▶ _Texte présenté_
03. Halte Zen et Géologie Explosive

Notre premier arrêt est un petit Onsen local, loin des circuits touristiques. L’antithèse du complexe luxueux de la veille. Ici, c’est rustique, fréquenté par les habitués du coin. Le bain extérieur (Rotenburo) offre une vue simple sur la nature brute. C’est sobre, authentique et terriblement relaxant avant l’effort.

Vers midi, nous atteignons le point de vue sur le Showa Crater. C’est ici que la lave a coulé le plus récemment. Sakurajima est un volcan explosif (de type andésitique), célèbre pour ses éruptions stromboliennes fréquentes. Contrairement aux volcans effusifs d’Hawaï (lave fluide), ici la lave est visqueuse et les explosions projettent des cendres et des « bombes » volcaniques.

Entrées enregistrées:
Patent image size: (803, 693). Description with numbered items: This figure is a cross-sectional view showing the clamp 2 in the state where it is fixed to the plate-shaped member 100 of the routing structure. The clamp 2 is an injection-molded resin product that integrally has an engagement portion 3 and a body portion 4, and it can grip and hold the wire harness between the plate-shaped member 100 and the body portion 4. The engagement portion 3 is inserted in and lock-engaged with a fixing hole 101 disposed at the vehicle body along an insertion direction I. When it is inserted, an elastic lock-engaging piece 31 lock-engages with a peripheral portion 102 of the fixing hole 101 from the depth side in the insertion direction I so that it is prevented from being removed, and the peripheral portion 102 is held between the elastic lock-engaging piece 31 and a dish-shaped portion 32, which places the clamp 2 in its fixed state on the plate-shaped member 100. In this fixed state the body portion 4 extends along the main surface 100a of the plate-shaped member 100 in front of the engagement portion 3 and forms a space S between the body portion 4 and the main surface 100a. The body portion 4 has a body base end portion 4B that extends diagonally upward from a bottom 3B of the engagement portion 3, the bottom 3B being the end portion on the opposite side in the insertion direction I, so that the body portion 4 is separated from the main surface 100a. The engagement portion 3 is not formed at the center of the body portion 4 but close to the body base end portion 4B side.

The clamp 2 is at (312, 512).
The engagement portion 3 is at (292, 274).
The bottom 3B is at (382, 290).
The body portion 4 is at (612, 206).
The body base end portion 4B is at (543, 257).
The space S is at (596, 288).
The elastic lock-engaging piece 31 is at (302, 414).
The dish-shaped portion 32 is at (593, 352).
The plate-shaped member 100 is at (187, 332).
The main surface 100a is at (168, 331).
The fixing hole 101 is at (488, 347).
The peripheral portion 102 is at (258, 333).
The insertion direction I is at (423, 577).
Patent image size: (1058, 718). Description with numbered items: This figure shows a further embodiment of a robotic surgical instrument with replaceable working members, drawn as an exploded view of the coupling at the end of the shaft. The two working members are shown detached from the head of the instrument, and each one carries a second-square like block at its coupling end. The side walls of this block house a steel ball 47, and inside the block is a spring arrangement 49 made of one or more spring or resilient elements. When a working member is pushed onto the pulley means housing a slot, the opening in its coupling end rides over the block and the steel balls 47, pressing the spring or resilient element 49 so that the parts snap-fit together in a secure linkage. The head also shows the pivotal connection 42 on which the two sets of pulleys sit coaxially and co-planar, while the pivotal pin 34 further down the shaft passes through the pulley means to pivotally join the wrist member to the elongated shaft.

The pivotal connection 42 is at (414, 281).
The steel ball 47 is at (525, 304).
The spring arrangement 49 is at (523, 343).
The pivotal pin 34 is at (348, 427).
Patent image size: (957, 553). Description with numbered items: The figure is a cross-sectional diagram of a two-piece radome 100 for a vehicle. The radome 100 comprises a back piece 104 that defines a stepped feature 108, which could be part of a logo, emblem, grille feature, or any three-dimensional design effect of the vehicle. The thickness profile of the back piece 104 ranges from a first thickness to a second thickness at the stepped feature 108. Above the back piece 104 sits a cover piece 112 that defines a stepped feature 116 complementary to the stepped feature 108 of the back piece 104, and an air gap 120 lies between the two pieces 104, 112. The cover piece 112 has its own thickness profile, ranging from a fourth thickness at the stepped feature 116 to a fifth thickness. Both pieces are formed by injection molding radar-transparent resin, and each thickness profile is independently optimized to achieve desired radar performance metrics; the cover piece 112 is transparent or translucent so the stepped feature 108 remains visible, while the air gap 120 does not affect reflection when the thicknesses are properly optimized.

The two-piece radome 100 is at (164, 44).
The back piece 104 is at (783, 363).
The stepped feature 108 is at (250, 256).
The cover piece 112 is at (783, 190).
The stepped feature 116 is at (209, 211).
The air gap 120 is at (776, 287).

▶ _Consignes de travail_
**1)** Relevez tous les noms propres de lieux qui figurent dans le texte présenté.
**2)** Répondez brièvement à ces questions sur le texte présenté :
(a) Comment appelle-t-on le bain extérieur de l'Onsen ?
(b) À quel moment de la journée atteint-on le point de vue sur le Showa Crater ?
(c) De quel type est le volcan Sakurajima ?
**3)** Recopiez le passage du texte présenté compris entre « 03. Halte Zen » et « relaxant avant l’effort. », inclus.
Appuyez-vous uniquement sur le texte présenté.

▶ _Corrigé de l'exercice_
**1)** Showa Crater, Sakurajima, Hawaï

**2)**
(a) Rotenburo
(b) Vers midi
(c) Andésitique (un volcan explosif)

**3)**
03. Halte Zen et Géologie Explosive

Notre premier arrêt est un petit Onsen local, loin des circuits touristiques. L’antithèse du complexe luxueux de la veille. Ici, c’est rustique, fréquenté par les habitués du coin. Le bain extérieur (Rotenburo) offre une vue simple sur la nature brute. C’est sobre, authentique et terriblement relaxant avant l’effort.